(Dataset records)
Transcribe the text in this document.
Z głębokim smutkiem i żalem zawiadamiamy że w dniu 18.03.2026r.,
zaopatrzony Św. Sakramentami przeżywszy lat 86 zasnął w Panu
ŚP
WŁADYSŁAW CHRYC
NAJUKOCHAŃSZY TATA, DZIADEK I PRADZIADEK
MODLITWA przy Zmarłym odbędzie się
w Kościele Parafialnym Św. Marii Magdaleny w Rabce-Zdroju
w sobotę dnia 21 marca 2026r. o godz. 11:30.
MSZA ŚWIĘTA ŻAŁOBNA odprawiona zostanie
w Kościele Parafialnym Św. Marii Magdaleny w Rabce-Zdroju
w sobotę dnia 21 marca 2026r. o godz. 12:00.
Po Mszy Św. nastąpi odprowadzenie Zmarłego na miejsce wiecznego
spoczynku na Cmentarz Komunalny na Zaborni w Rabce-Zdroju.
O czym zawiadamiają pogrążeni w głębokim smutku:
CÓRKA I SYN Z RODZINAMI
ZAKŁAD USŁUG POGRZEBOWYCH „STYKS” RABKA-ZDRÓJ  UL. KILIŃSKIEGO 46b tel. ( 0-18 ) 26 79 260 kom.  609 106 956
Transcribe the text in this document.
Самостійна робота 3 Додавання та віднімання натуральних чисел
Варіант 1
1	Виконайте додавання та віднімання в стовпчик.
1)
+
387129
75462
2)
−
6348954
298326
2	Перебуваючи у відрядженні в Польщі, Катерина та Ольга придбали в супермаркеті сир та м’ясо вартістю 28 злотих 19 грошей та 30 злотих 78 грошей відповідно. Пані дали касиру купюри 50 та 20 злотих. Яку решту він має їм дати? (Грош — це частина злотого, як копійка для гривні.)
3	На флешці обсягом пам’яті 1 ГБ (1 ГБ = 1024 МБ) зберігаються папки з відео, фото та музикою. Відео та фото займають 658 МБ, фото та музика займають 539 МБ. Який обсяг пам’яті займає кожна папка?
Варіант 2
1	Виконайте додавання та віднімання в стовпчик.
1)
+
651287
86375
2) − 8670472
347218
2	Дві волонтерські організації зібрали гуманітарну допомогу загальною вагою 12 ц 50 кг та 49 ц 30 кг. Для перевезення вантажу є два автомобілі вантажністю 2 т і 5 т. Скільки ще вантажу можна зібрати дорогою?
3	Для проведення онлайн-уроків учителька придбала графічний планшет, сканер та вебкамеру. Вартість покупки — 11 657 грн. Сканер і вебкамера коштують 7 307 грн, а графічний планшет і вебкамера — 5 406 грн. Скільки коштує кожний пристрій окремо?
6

• [INSTRUCTIONS TO FOLLOW] Write out the full listing exactly as given.

• [SOLUTION TO THE PROBLEM]
Transcribe the text in this document.
Z głębokim smutkiem i żalem zawiadamiamy że w dniu 18.03.2026r.,
zaopatrzony Św. Sakramentami przeżywszy lat 86 zasnął w Panu
ŚP
WŁADYSŁAW CHRYC
NAJUKOCHAŃSZY TATA, DZIADEK I PRADZIADEK
MODLITWA przy Zmarłym odbędzie się
w Kościele Parafialnym Św. Marii Magdaleny w Rabce-Zdroju
w sobotę dnia 21 marca 2026r. o godz. 11:30.
MSZA ŚWIĘTA ŻAŁOBNA odprawiona zostanie
w Kościele Parafialnym Św. Marii Magdaleny w Rabce-Zdroju
w sobotę dnia 21 marca 2026r. o godz. 12:00.
Po Mszy Św. nastąpi odprowadzenie Zmarłego na miejsce wiecznego
spoczynku na Cmentarz Komunalny na Zaborni w Rabce-Zdroju.
O czym zawiadamiają pogrążeni w głębokim smutku:
CÓRKA I SYN Z RODZINAMI
ZAKŁAD USŁUG POGRZEBOWYCH „STYKS” RABKA-ZDRÓJ  UL. KILIŃSKIEGO 46b tel. ( 0-18 ) 26 79 260 kom.  609 106 956
Transcribe the text in this document.
Самостійна робота 3 Додавання та віднімання натуральних чисел
Варіант 1
1	Виконайте додавання та віднімання в стовпчик.
1)
+
387129
75462
2)
−
6348954
298326
2	Перебуваючи у відрядженні в Польщі, Катерина та Ольга придбали в супермаркеті сир та м’ясо вартістю 28 злотих 19 грошей та 30 злотих 78 грошей відповідно. Пані дали касиру купюри 50 та 20 злотих. Яку решту він має їм дати? (Грош — це частина злотого, як копійка для гривні.)
3	На флешці обсягом пам’яті 1 ГБ (1 ГБ = 1024 МБ) зберігаються папки з відео, фото та музикою. Відео та фото займають 658 МБ, фото та музика займають 539 МБ. Який обсяг пам’яті займає кожна папка?
Варіант 2
1	Виконайте додавання та віднімання в стовпчик.
1)
+
651287
86375
2) − 8670472
347218
2	Дві волонтерські організації зібрали гуманітарну допомогу загальною вагою 12 ц 50 кг та 49 ц 30 кг. Для перевезення вантажу є два автомобілі вантажністю 2 т і 5 т. Скільки ще вантажу можна зібрати дорогою?
3	Для проведення онлайн-уроків учителька придбала графічний планшет, сканер та вебкамеру. Вартість покупки — 11 657 грн. Сканер і вебкамера коштують 7 307 грн, а графічний планшет і вебкамера — 5 406 грн. Скільки коштує кожний пристрій окремо?
6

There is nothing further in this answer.